» **SET PROBLEM**
Show all lines from the data that include the word "ANNUAL".
####################
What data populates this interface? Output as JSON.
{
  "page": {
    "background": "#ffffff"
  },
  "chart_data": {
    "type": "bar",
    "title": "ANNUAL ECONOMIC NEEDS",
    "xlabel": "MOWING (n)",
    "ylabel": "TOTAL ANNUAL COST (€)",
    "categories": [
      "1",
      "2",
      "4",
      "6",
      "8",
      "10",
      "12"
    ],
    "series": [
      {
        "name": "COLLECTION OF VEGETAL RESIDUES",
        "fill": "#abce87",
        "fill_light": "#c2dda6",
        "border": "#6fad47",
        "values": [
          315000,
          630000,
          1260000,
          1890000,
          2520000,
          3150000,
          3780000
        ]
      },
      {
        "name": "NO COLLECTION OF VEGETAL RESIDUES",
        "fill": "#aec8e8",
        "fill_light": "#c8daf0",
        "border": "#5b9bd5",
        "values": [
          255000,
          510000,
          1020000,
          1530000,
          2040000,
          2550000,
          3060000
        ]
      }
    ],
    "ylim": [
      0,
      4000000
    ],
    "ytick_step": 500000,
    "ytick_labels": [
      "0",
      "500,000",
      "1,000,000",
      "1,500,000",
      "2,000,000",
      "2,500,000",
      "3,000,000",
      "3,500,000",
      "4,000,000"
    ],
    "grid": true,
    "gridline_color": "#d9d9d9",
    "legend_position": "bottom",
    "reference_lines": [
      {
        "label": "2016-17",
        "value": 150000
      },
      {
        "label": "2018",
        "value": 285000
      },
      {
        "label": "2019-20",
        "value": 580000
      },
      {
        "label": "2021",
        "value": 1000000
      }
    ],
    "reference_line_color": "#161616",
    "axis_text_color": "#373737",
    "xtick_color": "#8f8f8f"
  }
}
####################
» **SOLUTION FOR THIS PROBLEM**
    "title": "ANNUAL ECONOMIC NEEDS",
    "ylabel": "TOTAL ANNUAL COST (€)",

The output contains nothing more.